Task statement: Pictures stay out of the copy; set down each line of the listing below exactly.
"""
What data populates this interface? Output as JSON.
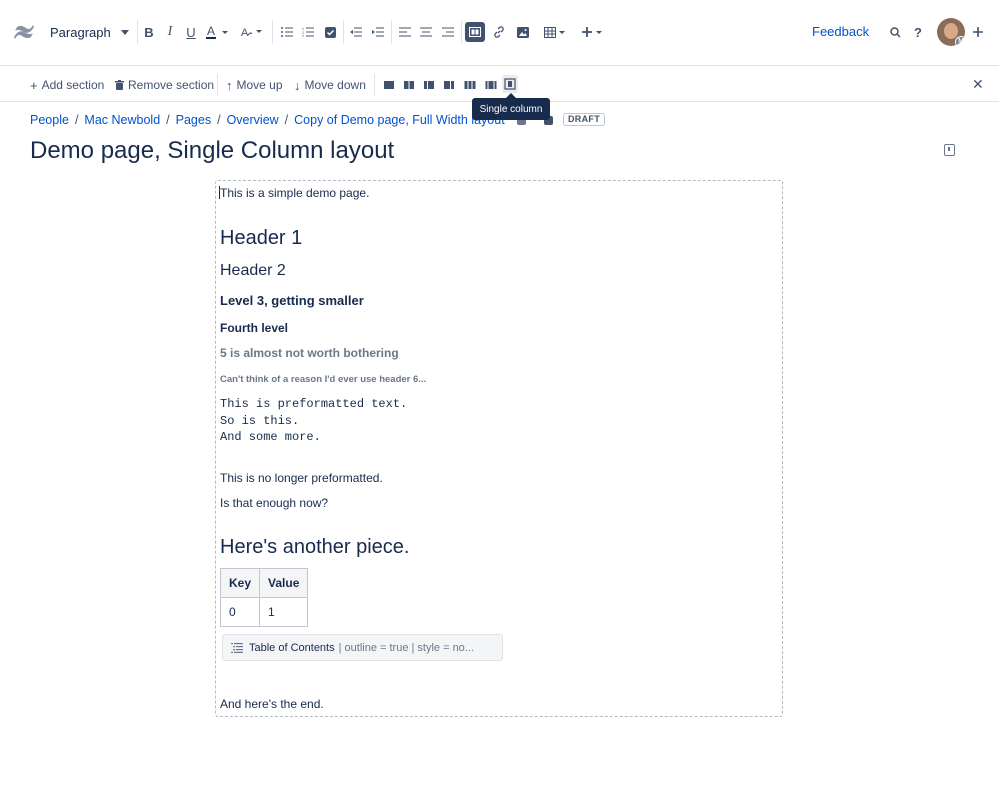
{
  "toolbar": {
    "paragraph_label": "Paragraph",
    "feedback_label": "Feedback",
    "avatar_badge": "M"
  },
  "section_toolbar": {
    "add_section": "Add section",
    "remove_section": "Remove section",
    "move_up": "Move up",
    "move_down": "Move down",
    "tooltip": "Single column"
  },
  "breadcrumb": {
    "items": [
      "People",
      "Mac Newbold",
      "Pages",
      "Overview",
      "Copy of Demo page, Full Width layout"
    ],
    "separator": "/"
  },
  "draft_badge": "DRAFT",
  "page_title": "Demo page, Single Column layout",
  "content": {
    "intro": "This is a simple demo page.",
    "h1": "Header 1",
    "h2": "Header 2",
    "h3": "Level 3, getting smaller",
    "h4": "Fourth level",
    "h5": "5 is almost not worth bothering",
    "h6": "Can't think of a reason I'd ever use header 6...",
    "pre": "This is preformatted text.\nSo is this.\nAnd some more.",
    "p1": "This is no longer preformatted.",
    "p2": "Is that enough now?",
    "h1b": "Here's another piece.",
    "table": {
      "headers": [
        "Key",
        "Value"
      ],
      "rows": [
        [
          "0",
          "1"
        ]
      ]
    },
    "macro": {
      "name": "Table of Contents",
      "params": "| outline = true | style = no..."
    },
    "end": "And here's the end."
  },
  "colors": {
    "link": "#0052cc",
    "text": "#172b4d",
    "icon": "#42526e"
  }
}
"""
Task output:
What data populates this interface? Output as JSON.
{
  "toolbar": {
    "paragraph_label": "Paragraph",
    "feedback_label": "Feedback",
    "avatar_badge": "M"
  },
  "section_toolbar": {
    "add_section": "Add section",
    "remove_section": "Remove section",
    "move_up": "Move up",
    "move_down": "Move down",
    "tooltip": "Single column"
  },
  "breadcrumb": {
    "items": [
      "People",
      "Mac Newbold",
      "Pages",
      "Overview",
      "Copy of Demo page, Full Width layout"
    ],
    "separator": "/"
  },
  "draft_badge": "DRAFT",
  "page_title": "Demo page, Single Column layout",
  "content": {
    "intro": "This is a simple demo page.",
    "h1": "Header 1",
    "h2": "Header 2",
    "h3": "Level 3, getting smaller",
    "h4": "Fourth level",
    "h5": "5 is almost not worth bothering",
    "h6": "Can't think of a reason I'd ever use header 6...",
    "pre": "This is preformatted text.\nSo is this.\nAnd some more.",
    "p1": "This is no longer preformatted.",
    "p2": "Is that enough now?",
    "h1b": "Here's another piece.",
    "table": {
      "headers": [
        "Key",
        "Value"
      ],
      "rows": [
        [
          "0",
          "1"
        ]
      ]
    },
    "macro": {
      "name": "Table of Contents",
      "params": "| outline = true | style = no..."
    },
    "end": "And here's the end."
  },
  "colors": {
    "link": "#0052cc",
    "text": "#172b4d",
    "icon": "#42526e"
  }
}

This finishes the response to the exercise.